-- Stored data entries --

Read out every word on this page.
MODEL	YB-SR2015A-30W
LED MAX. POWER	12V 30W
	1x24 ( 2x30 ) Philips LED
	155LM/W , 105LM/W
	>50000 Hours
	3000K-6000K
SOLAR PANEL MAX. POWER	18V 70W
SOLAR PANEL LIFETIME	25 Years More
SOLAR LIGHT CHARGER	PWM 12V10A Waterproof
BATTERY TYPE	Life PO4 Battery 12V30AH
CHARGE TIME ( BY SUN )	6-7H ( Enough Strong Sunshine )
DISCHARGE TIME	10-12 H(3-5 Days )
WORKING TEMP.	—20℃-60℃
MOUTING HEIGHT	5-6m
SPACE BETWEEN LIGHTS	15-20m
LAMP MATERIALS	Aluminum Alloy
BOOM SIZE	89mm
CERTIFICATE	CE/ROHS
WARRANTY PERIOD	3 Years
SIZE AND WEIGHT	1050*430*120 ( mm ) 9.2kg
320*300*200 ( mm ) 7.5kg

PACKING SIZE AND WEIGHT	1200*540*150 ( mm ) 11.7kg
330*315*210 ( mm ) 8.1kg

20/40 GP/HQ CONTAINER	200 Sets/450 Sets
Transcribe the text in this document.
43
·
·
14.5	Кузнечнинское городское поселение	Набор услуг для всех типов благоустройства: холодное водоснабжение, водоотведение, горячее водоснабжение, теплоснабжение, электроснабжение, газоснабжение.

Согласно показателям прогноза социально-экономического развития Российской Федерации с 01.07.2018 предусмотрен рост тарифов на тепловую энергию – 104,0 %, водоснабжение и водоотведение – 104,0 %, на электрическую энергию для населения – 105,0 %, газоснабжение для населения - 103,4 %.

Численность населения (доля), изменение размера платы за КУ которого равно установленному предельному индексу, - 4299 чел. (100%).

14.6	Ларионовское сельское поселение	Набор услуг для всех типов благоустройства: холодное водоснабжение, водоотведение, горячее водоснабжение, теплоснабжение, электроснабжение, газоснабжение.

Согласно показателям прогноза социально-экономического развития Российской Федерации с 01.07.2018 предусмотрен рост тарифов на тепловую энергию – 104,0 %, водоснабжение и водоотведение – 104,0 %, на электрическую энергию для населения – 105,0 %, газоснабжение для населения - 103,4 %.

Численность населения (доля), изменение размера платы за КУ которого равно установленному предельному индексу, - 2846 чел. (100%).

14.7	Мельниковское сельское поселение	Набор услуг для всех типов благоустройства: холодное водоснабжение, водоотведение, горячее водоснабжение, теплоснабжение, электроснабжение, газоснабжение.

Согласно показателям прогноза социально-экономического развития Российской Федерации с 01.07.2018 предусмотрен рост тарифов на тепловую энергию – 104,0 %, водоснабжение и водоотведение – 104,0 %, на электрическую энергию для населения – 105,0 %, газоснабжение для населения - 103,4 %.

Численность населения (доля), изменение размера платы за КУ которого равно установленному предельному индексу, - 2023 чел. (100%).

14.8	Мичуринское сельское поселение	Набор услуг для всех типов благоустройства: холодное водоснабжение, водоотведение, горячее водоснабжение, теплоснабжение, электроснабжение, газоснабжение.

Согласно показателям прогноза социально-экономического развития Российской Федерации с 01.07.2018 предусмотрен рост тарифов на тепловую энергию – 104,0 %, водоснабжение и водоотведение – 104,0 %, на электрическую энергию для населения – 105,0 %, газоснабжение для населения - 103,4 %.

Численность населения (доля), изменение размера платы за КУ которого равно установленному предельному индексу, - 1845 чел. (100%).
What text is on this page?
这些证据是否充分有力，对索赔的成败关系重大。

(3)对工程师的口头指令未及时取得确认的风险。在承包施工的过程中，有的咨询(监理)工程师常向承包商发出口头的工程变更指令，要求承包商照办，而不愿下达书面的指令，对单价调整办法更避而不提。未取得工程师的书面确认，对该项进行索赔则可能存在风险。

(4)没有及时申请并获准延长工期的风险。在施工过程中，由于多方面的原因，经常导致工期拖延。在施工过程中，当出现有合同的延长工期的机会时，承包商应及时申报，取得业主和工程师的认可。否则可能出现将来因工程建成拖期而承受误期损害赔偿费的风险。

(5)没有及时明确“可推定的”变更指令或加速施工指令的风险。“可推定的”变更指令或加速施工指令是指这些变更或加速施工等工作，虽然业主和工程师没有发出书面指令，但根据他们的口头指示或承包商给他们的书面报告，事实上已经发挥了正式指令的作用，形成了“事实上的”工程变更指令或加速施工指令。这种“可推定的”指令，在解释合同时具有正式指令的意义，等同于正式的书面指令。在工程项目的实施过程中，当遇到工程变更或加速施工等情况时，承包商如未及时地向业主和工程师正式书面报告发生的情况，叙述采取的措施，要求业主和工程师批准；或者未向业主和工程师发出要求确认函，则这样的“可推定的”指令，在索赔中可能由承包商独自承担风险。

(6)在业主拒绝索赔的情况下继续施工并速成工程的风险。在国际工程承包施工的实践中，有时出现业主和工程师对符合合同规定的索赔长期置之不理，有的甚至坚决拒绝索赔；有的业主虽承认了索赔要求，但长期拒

-- Stated problem --
Repeat all of the entries exactly.

-- Correct answer --
Read out every word on this page.
MODEL	YB-SR2015A-30W
LED MAX. POWER	12V 30W
	1x24 ( 2x30 ) Philips LED
	155LM/W , 105LM/W
	>50000 Hours
	3000K-6000K
SOLAR PANEL MAX. POWER	18V 70W
SOLAR PANEL LIFETIME	25 Years More
SOLAR LIGHT CHARGER	PWM 12V10A Waterproof
BATTERY TYPE	Life PO4 Battery 12V30AH
CHARGE TIME ( BY SUN )	6-7H ( Enough Strong Sunshine )
DISCHARGE TIME	10-12 H(3-5 Days )
WORKING TEMP.	—20℃-60℃
MOUTING HEIGHT	5-6m
SPACE BETWEEN LIGHTS	15-20m
LAMP MATERIALS	Aluminum Alloy
BOOM SIZE	89mm
CERTIFICATE	CE/ROHS
WARRANTY PERIOD	3 Years
SIZE AND WEIGHT	1050*430*120 ( mm ) 9.2kg
320*300*200 ( mm ) 7.5kg

PACKING SIZE AND WEIGHT	1200*540*150 ( mm ) 11.7kg
330*315*210 ( mm ) 8.1kg

20/40 GP/HQ CONTAINER	200 Sets/450 Sets
Transcribe the text in this document.
43
·
·
14.5	Кузнечнинское городское поселение	Набор услуг для всех типов благоустройства: холодное водоснабжение, водоотведение, горячее водоснабжение, теплоснабжение, электроснабжение, газоснабжение.

Согласно показателям прогноза социально-экономического развития Российской Федерации с 01.07.2018 предусмотрен рост тарифов на тепловую энергию – 104,0 %, водоснабжение и водоотведение – 104,0 %, на электрическую энергию для населения – 105,0 %, газоснабжение для населения - 103,4 %.

Численность населения (доля), изменение размера платы за КУ которого равно установленному предельному индексу, - 4299 чел. (100%).

14.6	Ларионовское сельское поселение	Набор услуг для всех типов благоустройства: холодное водоснабжение, водоотведение, горячее водоснабжение, теплоснабжение, электроснабжение, газоснабжение.

Согласно показателям прогноза социально-экономического развития Российской Федерации с 01.07.2018 предусмотрен рост тарифов на тепловую энергию – 104,0 %, водоснабжение и водоотведение – 104,0 %, на электрическую энергию для населения – 105,0 %, газоснабжение для населения - 103,4 %.

Численность населения (доля), изменение размера платы за КУ которого равно установленному предельному индексу, - 2846 чел. (100%).

14.7	Мельниковское сельское поселение	Набор услуг для всех типов благоустройства: холодное водоснабжение, водоотведение, горячее водоснабжение, теплоснабжение, электроснабжение, газоснабжение.

Согласно показателям прогноза социально-экономического развития Российской Федерации с 01.07.2018 предусмотрен рост тарифов на тепловую энергию – 104,0 %, водоснабжение и водоотведение – 104,0 %, на электрическую энергию для населения – 105,0 %, газоснабжение для населения - 103,4 %.

Численность населения (доля), изменение размера платы за КУ которого равно установленному предельному индексу, - 2023 чел. (100%).

14.8	Мичуринское сельское поселение	Набор услуг для всех типов благоустройства: холодное водоснабжение, водоотведение, горячее водоснабжение, теплоснабжение, электроснабжение, газоснабжение.

Согласно показателям прогноза социально-экономического развития Российской Федерации с 01.07.2018 предусмотрен рост тарифов на тепловую энергию – 104,0 %, водоснабжение и водоотведение – 104,0 %, на электрическую энергию для населения – 105,0 %, газоснабжение для населения - 103,4 %.

Численность населения (доля), изменение размера платы за КУ которого равно установленному предельному индексу, - 1845 чел. (100%).
What text is on this page?
这些证据是否充分有力，对索赔的成败关系重大。

(3)对工程师的口头指令未及时取得确认的风险。在承包施工的过程中，有的咨询(监理)工程师常向承包商发出口头的工程变更指令，要求承包商照办，而不愿下达书面的指令，对单价调整办法更避而不提。未取得工程师的书面确认，对该项进行索赔则可能存在风险。

(4)没有及时申请并获准延长工期的风险。在施工过程中，由于多方面的原因，经常导致工期拖延。在施工过程中，当出现有合同的延长工期的机会时，承包商应及时申报，取得业主和工程师的认可。否则可能出现将来因工程建成拖期而承受误期损害赔偿费的风险。

(5)没有及时明确“可推定的”变更指令或加速施工指令的风险。“可推定的”变更指令或加速施工指令是指这些变更或加速施工等工作，虽然业主和工程师没有发出书面指令，但根据他们的口头指示或承包商给他们的书面报告，事实上已经发挥了正式指令的作用，形成了“事实上的”工程变更指令或加速施工指令。这种“可推定的”指令，在解释合同时具有正式指令的意义，等同于正式的书面指令。在工程项目的实施过程中，当遇到工程变更或加速施工等情况时，承包商如未及时地向业主和工程师正式书面报告发生的情况，叙述采取的措施，要求业主和工程师批准；或者未向业主和工程师发出要求确认函，则这样的“可推定的”指令，在索赔中可能由承包商独自承担风险。

(6)在业主拒绝索赔的情况下继续施工并速成工程的风险。在国际工程承包施工的实践中，有时出现业主和工程师对符合合同规定的索赔长期置之不理，有的甚至坚决拒绝索赔；有的业主虽承认了索赔要求，但长期拒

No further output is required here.